Copy each line below in which the string "Estilos" occurs.

Part of a data file:
***

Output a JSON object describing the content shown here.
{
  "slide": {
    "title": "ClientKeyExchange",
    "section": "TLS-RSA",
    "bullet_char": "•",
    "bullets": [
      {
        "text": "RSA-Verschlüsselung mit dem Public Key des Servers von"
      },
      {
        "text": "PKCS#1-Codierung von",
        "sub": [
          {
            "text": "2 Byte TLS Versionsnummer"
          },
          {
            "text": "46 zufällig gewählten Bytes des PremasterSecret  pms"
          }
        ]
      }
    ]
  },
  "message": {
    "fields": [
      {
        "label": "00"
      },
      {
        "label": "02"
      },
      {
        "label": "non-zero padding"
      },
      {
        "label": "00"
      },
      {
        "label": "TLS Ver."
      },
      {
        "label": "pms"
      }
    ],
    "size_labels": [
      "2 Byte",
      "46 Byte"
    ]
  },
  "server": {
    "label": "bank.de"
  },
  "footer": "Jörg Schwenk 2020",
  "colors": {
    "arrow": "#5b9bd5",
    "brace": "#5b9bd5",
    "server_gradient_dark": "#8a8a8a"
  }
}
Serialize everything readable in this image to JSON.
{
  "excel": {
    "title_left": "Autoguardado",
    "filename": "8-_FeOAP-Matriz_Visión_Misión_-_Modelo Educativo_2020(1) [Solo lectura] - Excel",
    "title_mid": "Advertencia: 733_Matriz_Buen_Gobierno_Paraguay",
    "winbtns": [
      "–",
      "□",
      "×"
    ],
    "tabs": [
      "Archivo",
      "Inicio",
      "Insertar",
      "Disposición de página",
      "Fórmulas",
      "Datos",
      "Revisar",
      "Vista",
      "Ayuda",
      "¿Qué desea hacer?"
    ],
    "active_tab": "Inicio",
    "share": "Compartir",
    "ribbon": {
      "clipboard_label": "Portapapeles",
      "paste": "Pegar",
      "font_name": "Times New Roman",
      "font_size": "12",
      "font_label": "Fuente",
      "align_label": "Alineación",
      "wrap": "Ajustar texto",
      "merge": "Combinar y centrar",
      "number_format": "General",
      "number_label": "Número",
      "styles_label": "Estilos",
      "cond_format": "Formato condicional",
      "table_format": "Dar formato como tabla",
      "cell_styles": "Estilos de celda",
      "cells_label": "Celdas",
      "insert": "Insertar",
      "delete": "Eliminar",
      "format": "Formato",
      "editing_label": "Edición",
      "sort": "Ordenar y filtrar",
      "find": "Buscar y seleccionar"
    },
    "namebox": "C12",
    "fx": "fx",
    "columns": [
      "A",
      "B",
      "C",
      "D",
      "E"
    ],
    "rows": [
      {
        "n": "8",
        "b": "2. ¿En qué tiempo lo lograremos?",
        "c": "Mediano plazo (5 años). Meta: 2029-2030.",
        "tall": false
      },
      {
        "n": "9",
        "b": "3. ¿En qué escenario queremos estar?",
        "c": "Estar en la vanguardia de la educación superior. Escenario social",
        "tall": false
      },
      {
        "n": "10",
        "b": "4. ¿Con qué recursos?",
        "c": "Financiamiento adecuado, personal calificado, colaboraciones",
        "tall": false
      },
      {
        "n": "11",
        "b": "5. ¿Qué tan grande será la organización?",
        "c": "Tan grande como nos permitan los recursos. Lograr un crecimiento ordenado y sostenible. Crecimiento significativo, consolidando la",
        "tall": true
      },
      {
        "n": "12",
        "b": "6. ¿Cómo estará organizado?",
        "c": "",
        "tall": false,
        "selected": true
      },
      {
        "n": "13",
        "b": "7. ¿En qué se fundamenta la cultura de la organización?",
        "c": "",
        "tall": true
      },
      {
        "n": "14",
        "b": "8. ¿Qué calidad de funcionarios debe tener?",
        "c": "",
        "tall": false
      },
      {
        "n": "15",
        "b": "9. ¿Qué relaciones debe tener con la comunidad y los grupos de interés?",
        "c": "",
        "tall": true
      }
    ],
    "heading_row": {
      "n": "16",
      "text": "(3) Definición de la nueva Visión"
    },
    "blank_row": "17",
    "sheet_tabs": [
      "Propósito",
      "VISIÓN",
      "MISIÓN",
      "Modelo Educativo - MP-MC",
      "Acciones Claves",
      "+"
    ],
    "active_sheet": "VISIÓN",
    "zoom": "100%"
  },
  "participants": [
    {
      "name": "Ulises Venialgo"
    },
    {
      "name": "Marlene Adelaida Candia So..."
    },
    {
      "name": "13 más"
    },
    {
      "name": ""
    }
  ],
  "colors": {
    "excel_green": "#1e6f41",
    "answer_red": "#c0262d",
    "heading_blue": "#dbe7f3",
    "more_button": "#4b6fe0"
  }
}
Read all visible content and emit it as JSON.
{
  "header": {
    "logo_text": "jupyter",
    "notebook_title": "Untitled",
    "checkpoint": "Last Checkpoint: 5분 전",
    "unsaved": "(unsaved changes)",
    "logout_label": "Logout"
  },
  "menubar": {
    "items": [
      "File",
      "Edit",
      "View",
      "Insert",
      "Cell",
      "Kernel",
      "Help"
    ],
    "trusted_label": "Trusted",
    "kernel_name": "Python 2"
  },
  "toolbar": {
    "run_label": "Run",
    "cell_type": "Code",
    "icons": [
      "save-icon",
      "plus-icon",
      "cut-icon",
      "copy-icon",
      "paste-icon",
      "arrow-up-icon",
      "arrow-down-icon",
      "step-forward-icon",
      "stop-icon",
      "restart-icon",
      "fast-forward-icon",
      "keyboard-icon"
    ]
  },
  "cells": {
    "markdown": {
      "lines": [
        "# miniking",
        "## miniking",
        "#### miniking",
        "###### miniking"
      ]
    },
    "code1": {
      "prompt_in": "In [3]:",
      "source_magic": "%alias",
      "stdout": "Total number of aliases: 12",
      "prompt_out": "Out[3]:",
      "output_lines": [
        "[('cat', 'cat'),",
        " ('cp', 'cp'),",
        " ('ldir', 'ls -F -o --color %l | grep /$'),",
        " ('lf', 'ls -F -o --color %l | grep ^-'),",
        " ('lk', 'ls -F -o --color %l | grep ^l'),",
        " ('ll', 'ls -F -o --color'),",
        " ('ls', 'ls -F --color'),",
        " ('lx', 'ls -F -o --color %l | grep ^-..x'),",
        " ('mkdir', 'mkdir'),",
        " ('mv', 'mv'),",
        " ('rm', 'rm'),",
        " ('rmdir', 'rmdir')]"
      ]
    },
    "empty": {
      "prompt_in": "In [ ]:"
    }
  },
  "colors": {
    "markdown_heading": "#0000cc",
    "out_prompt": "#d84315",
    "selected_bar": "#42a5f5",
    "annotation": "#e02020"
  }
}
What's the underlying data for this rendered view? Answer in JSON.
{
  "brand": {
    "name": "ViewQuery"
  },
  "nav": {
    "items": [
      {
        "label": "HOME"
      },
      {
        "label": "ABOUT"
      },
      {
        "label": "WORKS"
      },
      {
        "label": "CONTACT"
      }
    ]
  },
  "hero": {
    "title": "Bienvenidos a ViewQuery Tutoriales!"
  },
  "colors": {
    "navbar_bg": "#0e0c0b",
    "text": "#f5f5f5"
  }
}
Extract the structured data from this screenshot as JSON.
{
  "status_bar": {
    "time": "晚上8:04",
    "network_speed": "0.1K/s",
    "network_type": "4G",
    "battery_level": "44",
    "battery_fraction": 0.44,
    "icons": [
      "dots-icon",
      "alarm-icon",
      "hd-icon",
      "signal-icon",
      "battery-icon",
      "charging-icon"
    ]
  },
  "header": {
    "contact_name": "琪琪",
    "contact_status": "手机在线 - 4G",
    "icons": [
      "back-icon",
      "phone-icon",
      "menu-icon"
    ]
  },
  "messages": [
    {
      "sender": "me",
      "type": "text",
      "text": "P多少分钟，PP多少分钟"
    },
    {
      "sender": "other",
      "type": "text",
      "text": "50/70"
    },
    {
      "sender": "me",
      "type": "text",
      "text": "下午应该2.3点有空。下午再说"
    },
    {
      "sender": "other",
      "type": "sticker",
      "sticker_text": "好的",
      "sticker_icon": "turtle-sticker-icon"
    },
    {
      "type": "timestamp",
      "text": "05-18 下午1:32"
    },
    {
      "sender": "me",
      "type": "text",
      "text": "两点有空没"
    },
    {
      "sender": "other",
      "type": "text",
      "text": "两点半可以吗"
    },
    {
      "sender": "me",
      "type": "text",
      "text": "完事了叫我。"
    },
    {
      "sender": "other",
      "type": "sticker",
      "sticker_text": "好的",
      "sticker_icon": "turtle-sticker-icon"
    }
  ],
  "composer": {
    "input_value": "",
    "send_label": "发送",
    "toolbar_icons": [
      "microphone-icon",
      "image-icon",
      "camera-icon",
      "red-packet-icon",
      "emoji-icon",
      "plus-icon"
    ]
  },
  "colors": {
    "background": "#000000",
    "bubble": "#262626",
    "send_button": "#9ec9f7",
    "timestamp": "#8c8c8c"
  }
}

***

> _RESPONSE TO THE EXERCISE_
      "styles_label": "Estilos",
      "cell_styles": "Estilos de celda",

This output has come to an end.